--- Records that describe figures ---
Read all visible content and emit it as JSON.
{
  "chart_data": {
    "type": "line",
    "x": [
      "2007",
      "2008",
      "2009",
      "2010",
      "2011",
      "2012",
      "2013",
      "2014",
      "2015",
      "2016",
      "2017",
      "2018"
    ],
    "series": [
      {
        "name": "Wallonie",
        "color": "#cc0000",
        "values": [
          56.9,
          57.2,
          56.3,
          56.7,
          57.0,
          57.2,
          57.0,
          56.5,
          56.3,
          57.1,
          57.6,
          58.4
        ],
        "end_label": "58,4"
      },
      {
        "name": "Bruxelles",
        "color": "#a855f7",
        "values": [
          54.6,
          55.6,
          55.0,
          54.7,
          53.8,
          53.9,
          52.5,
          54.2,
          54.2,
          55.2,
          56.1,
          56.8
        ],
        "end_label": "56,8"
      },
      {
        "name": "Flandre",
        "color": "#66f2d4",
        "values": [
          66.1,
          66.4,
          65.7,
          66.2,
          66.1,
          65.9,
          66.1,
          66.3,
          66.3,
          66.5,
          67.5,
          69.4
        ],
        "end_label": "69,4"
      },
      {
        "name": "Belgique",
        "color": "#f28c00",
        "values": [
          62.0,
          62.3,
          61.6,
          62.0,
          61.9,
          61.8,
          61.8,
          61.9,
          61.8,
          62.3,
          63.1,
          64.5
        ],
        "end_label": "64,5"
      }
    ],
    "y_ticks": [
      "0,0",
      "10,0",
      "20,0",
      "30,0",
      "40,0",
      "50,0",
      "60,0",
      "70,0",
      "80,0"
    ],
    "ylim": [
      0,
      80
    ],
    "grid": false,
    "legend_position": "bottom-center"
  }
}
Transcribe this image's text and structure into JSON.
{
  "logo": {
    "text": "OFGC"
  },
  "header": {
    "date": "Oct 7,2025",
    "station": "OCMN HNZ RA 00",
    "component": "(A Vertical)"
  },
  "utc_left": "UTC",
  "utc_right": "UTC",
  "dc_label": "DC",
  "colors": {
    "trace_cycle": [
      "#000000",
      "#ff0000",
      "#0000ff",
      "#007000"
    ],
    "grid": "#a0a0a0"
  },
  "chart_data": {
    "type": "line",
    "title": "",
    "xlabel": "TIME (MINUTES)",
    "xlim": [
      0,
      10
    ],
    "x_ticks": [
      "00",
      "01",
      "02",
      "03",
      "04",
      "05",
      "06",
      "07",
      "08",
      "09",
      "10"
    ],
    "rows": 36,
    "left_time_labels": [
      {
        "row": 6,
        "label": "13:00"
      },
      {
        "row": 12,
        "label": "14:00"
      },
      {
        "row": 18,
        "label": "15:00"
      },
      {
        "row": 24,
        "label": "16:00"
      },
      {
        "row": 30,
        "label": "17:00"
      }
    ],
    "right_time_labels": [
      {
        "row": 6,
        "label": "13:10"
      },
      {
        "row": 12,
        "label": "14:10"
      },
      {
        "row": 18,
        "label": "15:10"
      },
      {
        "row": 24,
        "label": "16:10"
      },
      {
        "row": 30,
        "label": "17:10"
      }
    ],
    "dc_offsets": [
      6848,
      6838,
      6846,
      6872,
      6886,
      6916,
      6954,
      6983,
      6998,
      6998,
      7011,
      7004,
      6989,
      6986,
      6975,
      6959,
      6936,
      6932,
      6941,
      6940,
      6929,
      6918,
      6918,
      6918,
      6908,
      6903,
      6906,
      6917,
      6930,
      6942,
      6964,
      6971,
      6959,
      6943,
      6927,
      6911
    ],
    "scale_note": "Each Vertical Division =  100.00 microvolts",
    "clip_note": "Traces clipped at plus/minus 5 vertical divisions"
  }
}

--- To do ---
Print the whole listing exactly as it is.

--- Correct result ---
Read all visible content and emit it as JSON.
{
  "chart_data": {
    "type": "line",
    "x": [
      "2007",
      "2008",
      "2009",
      "2010",
      "2011",
      "2012",
      "2013",
      "2014",
      "2015",
      "2016",
      "2017",
      "2018"
    ],
    "series": [
      {
        "name": "Wallonie",
        "color": "#cc0000",
        "values": [
          56.9,
          57.2,
          56.3,
          56.7,
          57.0,
          57.2,
          57.0,
          56.5,
          56.3,
          57.1,
          57.6,
          58.4
        ],
        "end_label": "58,4"
      },
      {
        "name": "Bruxelles",
        "color": "#a855f7",
        "values": [
          54.6,
          55.6,
          55.0,
          54.7,
          53.8,
          53.9,
          52.5,
          54.2,
          54.2,
          55.2,
          56.1,
          56.8
        ],
        "end_label": "56,8"
      },
      {
        "name": "Flandre",
        "color": "#66f2d4",
        "values": [
          66.1,
          66.4,
          65.7,
          66.2,
          66.1,
          65.9,
          66.1,
          66.3,
          66.3,
          66.5,
          67.5,
          69.4
        ],
        "end_label": "69,4"
      },
      {
        "name": "Belgique",
        "color": "#f28c00",
        "values": [
          62.0,
          62.3,
          61.6,
          62.0,
          61.9,
          61.8,
          61.8,
          61.9,
          61.8,
          62.3,
          63.1,
          64.5
        ],
        "end_label": "64,5"
      }
    ],
    "y_ticks": [
      "0,0",
      "10,0",
      "20,0",
      "30,0",
      "40,0",
      "50,0",
      "60,0",
      "70,0",
      "80,0"
    ],
    "ylim": [
      0,
      80
    ],
    "grid": false,
    "legend_position": "bottom-center"
  }
}
Transcribe this image's text and structure into JSON.
{
  "logo": {
    "text": "OFGC"
  },
  "header": {
    "date": "Oct 7,2025",
    "station": "OCMN HNZ RA 00",
    "component": "(A Vertical)"
  },
  "utc_left": "UTC",
  "utc_right": "UTC",
  "dc_label": "DC",
  "colors": {
    "trace_cycle": [
      "#000000",
      "#ff0000",
      "#0000ff",
      "#007000"
    ],
    "grid": "#a0a0a0"
  },
  "chart_data": {
    "type": "line",
    "title": "",
    "xlabel": "TIME (MINUTES)",
    "xlim": [
      0,
      10
    ],
    "x_ticks": [
      "00",
      "01",
      "02",
      "03",
      "04",
      "05",
      "06",
      "07",
      "08",
      "09",
      "10"
    ],
    "rows": 36,
    "left_time_labels": [
      {
        "row": 6,
        "label": "13:00"
      },
      {
        "row": 12,
        "label": "14:00"
      },
      {
        "row": 18,
        "label": "15:00"
      },
      {
        "row": 24,
        "label": "16:00"
      },
      {
        "row": 30,
        "label": "17:00"
      }
    ],
    "right_time_labels": [
      {
        "row": 6,
        "label": "13:10"
      },
      {
        "row": 12,
        "label": "14:10"
      },
      {
        "row": 18,
        "label": "15:10"
      },
      {
        "row": 24,
        "label": "16:10"
      },
      {
        "row": 30,
        "label": "17:10"
      }
    ],
    "dc_offsets": [
      6848,
      6838,
      6846,
      6872,
      6886,
      6916,
      6954,
      6983,
      6998,
      6998,
      7011,
      7004,
      6989,
      6986,
      6975,
      6959,
      6936,
      6932,
      6941,
      6940,
      6929,
      6918,
      6918,
      6918,
      6908,
      6903,
      6906,
      6917,
      6930,
      6942,
      6964,
      6971,
      6959,
      6943,
      6927,
      6911
    ],
    "scale_note": "Each Vertical Division =  100.00 microvolts",
    "clip_note": "Traces clipped at plus/minus 5 vertical divisions"
  }
}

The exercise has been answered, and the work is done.